TEXTO FORNECIDO
A necessidade de um novo CEDN – Observador

O Conceito Estratégico de Defesa Nacional (CEDN) é o documento oficial do Estado Português que define os aspetos fundamentais da estratégia global a adotar pelo Estado para a consecução dos objetivos da política de segurança e defesa nacional.

Este documento foi criado pela primeira vez em 1994 com o objetivo de formalizar a doutrina estratégica portuguesa no pós guerra fria, e, desde aí, já sofreu duas revisões periódicas, uma em 2003 e a última em 2013.

Seria esperado que em 2023 tivesse ocorrido uma nova revisão periódica, tendo o Ministério da Defesa Nacional, em 2022, criado um conselho de revisão do CEDN. Porém, a instabilidade política vivida no país desde 2024, iniciada pela dissolução do parlamento e do governo de António Costa, tem trazido atrasos ao desenvolvimento e aprovação do novo CEDN.

O posicionamento estratégico de Portugal no sistema internacional é posto em causa pela inexistência de um CEDN revisto. Desde 2013 houve várias mudanças na ordem internacional, com a emergência de vários conflitos que põem em causa a segurança da Europa, e, consequentemente, de Portugal. Para além disso, apesar da criação da Estratégia Nacional de Ciberdefesa, em 2022, o crescimento do espaço cibernético foi maior do que podia ter sido imaginado e a sua importância para o dia a dia faz com que este tenha de ser assegurado e protegido como uma área de interesse nacional.

A ausência de um novo CEDN também causa atrasos na reforma das Forças Armadas e uma falta de investimento no setor da defesa. A opinião sobre a necessidade de tal investimento varia entre os partidos, porém, é inegável que, cada vez mais, urge um afastamento europeu dos EUA, e que Portugal não pode depender apenas da NATO e do seu parceiro atlântico em caso de emergência.

Antes de se analisar o CEDN de 2013, é importante entender o contexto mundial e de Portugal nessa altura. Enquanto o CEDN de 2003 foi influenciado pelos ataques terroristas do 11 de setembro de 2001, o atual (de 2013) foi moldado pela crise económica de 2011. Isto faz com que, no mesmo, sejam várias vezes referidas a segurança económica e a estabilidade da União Europeia e da zona Euro.

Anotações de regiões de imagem
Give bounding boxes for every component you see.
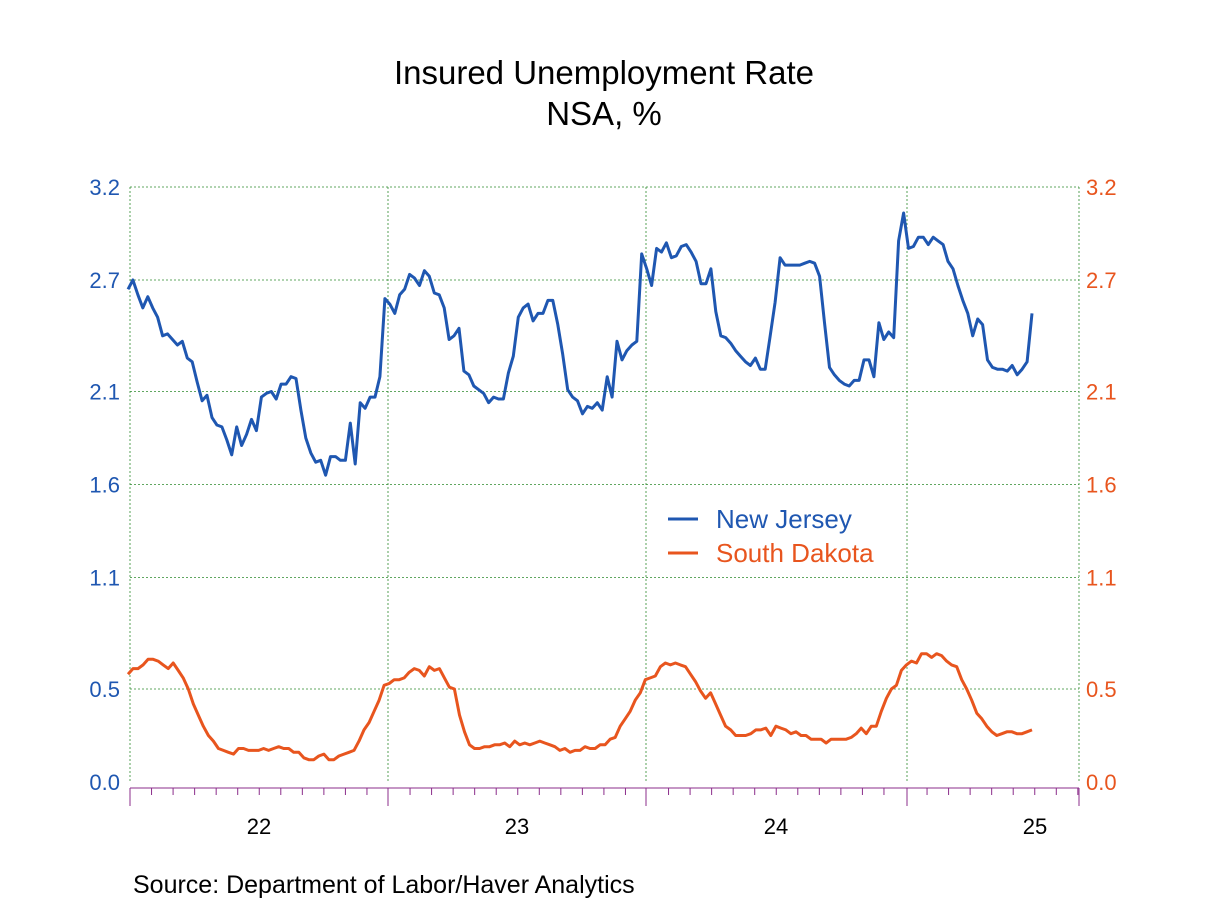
y-left-tick-label: 2.7 [89, 268, 120, 293]
x-tick-label: 25 [1023, 814, 1047, 839]
series-line-south-dakota [126, 652, 1033, 762]
y-right-tick-label: 1.6 [1086, 473, 1117, 498]
x-tick-label: 23 [505, 814, 529, 839]
y-right-tick-label: 0.5 [1086, 677, 1117, 702]
y-left-tick-label: 1.1 [89, 565, 120, 590]
series-line-new-jersey [126, 211, 1034, 477]
y-left-tick-label: 0.5 [89, 677, 120, 702]
grid [129, 186, 1080, 782]
source-note: Source: Department of Labor/Haver Analyt… [133, 871, 635, 899]
y-right-tick-label: 3.2 [1086, 175, 1117, 200]
x-tick-label: 24 [764, 814, 788, 839]
legend-label: New Jersey [716, 504, 852, 534]
series-lines [126, 211, 1034, 762]
x-tick-label: 22 [247, 814, 271, 839]
y-left-tick-label: 0.0 [89, 770, 120, 795]
y-left-tick-label: 1.6 [89, 473, 120, 498]
y-right-tick-label: 2.1 [1086, 380, 1117, 405]
legend-label: South Dakota [716, 538, 874, 568]
chart-title: Insured Unemployment Rate [393, 54, 815, 91]
y-left-tick-label: 2.1 [89, 380, 120, 405]
y-right-tick-label: 0.0 [1086, 770, 1117, 795]
chart-subtitle: NSA, % [546, 95, 662, 132]
y-right-tick-label: 2.7 [1086, 268, 1117, 293]
y-left-tick-label: 3.2 [89, 175, 120, 200]
axes: 3.2 2.7 2.1 1.6 1.1 0.5 0.0 3.2 2.7 2.1 1.6 1.1 0.5 0… [89, 175, 1116, 839]
y-right-tick-label: 1.1 [1086, 565, 1117, 590]
legend: New Jersey South Dakota [668, 504, 874, 568]
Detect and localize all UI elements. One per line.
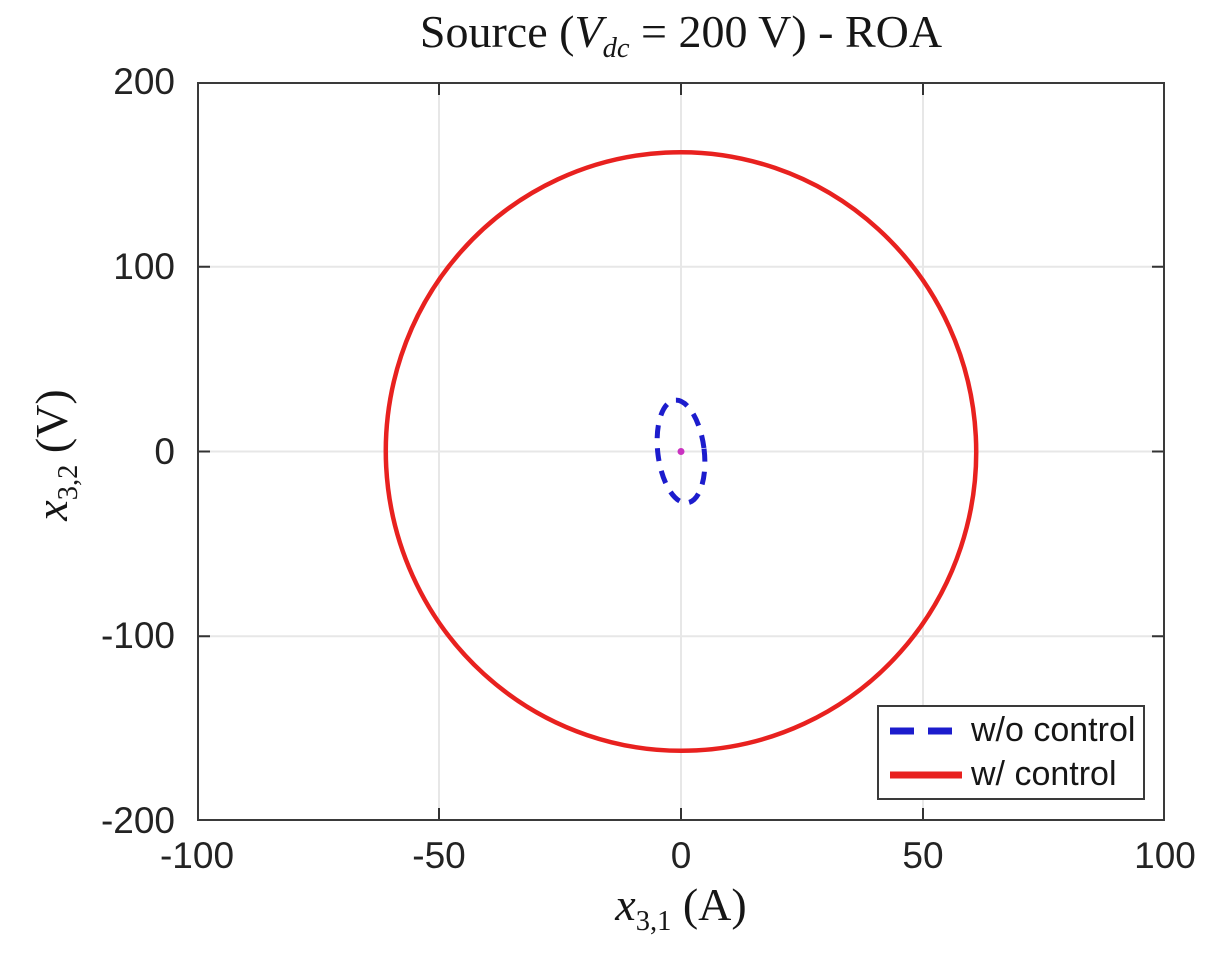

OBJETIVO
Segundo o texto fornecido, em que anos foram feitas as revisões periódicas do CEDN? As entradas não têm qualquer papel nisto.

RESULTADO DA TAREFA
Em 2003 e em 2013.